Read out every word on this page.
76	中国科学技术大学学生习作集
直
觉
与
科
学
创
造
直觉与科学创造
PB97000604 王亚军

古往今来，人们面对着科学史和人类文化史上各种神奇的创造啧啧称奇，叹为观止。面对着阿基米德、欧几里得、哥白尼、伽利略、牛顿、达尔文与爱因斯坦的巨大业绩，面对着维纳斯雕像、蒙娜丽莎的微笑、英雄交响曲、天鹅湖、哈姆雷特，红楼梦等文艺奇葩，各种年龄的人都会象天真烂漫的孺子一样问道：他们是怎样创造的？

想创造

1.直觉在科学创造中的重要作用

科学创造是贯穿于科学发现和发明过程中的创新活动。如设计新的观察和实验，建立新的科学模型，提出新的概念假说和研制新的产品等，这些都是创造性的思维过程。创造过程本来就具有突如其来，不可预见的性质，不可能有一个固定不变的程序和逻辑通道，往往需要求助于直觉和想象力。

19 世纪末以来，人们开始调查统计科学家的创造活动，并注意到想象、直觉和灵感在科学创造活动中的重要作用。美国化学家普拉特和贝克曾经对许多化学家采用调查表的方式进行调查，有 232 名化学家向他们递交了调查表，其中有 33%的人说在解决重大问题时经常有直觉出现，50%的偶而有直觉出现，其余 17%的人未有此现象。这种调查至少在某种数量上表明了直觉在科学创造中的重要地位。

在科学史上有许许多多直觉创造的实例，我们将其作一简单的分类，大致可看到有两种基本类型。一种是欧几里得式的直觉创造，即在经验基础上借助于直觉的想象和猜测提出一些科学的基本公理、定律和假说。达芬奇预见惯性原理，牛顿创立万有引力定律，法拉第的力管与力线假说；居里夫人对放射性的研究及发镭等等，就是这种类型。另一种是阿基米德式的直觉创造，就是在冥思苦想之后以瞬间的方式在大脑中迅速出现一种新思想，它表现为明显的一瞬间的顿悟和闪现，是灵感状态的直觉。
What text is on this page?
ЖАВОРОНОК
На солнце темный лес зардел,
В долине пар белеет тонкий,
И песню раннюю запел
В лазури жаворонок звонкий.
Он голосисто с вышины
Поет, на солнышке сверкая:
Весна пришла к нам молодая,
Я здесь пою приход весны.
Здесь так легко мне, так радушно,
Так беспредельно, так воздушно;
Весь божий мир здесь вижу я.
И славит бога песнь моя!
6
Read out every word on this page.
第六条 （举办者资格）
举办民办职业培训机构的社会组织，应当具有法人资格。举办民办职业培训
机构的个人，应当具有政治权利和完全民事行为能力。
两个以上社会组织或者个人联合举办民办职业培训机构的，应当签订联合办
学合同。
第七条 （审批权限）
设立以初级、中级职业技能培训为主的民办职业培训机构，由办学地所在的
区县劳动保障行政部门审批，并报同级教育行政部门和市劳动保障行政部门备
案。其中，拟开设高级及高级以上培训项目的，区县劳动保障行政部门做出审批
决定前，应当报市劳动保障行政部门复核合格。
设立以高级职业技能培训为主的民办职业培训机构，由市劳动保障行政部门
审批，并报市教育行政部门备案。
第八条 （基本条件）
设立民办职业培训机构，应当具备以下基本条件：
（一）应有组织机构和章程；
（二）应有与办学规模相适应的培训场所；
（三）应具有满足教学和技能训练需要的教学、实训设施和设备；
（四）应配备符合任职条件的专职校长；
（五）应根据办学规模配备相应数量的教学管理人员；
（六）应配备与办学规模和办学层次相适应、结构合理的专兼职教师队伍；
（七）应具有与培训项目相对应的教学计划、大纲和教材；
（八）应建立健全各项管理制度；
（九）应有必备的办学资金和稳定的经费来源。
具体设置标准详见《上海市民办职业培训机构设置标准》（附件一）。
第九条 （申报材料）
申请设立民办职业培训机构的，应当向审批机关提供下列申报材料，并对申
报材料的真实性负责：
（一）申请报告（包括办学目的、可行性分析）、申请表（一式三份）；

+===+

▶ Given request
Output all of the data above without any alteration.

▶ Finished answer
Read out every word on this page.
76	中国科学技术大学学生习作集
直
觉
与
科
学
创
造
直觉与科学创造
PB97000604 王亚军

古往今来，人们面对着科学史和人类文化史上各种神奇的创造啧啧称奇，叹为观止。面对着阿基米德、欧几里得、哥白尼、伽利略、牛顿、达尔文与爱因斯坦的巨大业绩，面对着维纳斯雕像、蒙娜丽莎的微笑、英雄交响曲、天鹅湖、哈姆雷特，红楼梦等文艺奇葩，各种年龄的人都会象天真烂漫的孺子一样问道：他们是怎样创造的？

想创造

1.直觉在科学创造中的重要作用

科学创造是贯穿于科学发现和发明过程中的创新活动。如设计新的观察和实验，建立新的科学模型，提出新的概念假说和研制新的产品等，这些都是创造性的思维过程。创造过程本来就具有突如其来，不可预见的性质，不可能有一个固定不变的程序和逻辑通道，往往需要求助于直觉和想象力。

19 世纪末以来，人们开始调查统计科学家的创造活动，并注意到想象、直觉和灵感在科学创造活动中的重要作用。美国化学家普拉特和贝克曾经对许多化学家采用调查表的方式进行调查，有 232 名化学家向他们递交了调查表，其中有 33%的人说在解决重大问题时经常有直觉出现，50%的偶而有直觉出现，其余 17%的人未有此现象。这种调查至少在某种数量上表明了直觉在科学创造中的重要地位。

在科学史上有许许多多直觉创造的实例，我们将其作一简单的分类，大致可看到有两种基本类型。一种是欧几里得式的直觉创造，即在经验基础上借助于直觉的想象和猜测提出一些科学的基本公理、定律和假说。达芬奇预见惯性原理，牛顿创立万有引力定律，法拉第的力管与力线假说；居里夫人对放射性的研究及发镭等等，就是这种类型。另一种是阿基米德式的直觉创造，就是在冥思苦想之后以瞬间的方式在大脑中迅速出现一种新思想，它表现为明显的一瞬间的顿悟和闪现，是灵感状态的直觉。
What text is on this page?
ЖАВОРОНОК
На солнце темный лес зардел,
В долине пар белеет тонкий,
И песню раннюю запел
В лазури жаворонок звонкий.
Он голосисто с вышины
Поет, на солнышке сверкая:
Весна пришла к нам молодая,
Я здесь пою приход весны.
Здесь так легко мне, так радушно,
Так беспредельно, так воздушно;
Весь божий мир здесь вижу я.
И славит бога песнь моя!
6
Read out every word on this page.
第六条 （举办者资格）
举办民办职业培训机构的社会组织，应当具有法人资格。举办民办职业培训
机构的个人，应当具有政治权利和完全民事行为能力。
两个以上社会组织或者个人联合举办民办职业培训机构的，应当签订联合办
学合同。
第七条 （审批权限）
设立以初级、中级职业技能培训为主的民办职业培训机构，由办学地所在的
区县劳动保障行政部门审批，并报同级教育行政部门和市劳动保障行政部门备
案。其中，拟开设高级及高级以上培训项目的，区县劳动保障行政部门做出审批
决定前，应当报市劳动保障行政部门复核合格。
设立以高级职业技能培训为主的民办职业培训机构，由市劳动保障行政部门
审批，并报市教育行政部门备案。
第八条 （基本条件）
设立民办职业培训机构，应当具备以下基本条件：
（一）应有组织机构和章程；
（二）应有与办学规模相适应的培训场所；
（三）应具有满足教学和技能训练需要的教学、实训设施和设备；
（四）应配备符合任职条件的专职校长；
（五）应根据办学规模配备相应数量的教学管理人员；
（六）应配备与办学规模和办学层次相适应、结构合理的专兼职教师队伍；
（七）应具有与培训项目相对应的教学计划、大纲和教材；
（八）应建立健全各项管理制度；
（九）应有必备的办学资金和稳定的经费来源。
具体设置标准详见《上海市民办职业培训机构设置标准》（附件一）。
第九条 （申报材料）
申请设立民办职业培训机构的，应当向审批机关提供下列申报材料，并对申
报材料的真实性负责：
（一）申请报告（包括办学目的、可行性分析）、申请表（一式三份）；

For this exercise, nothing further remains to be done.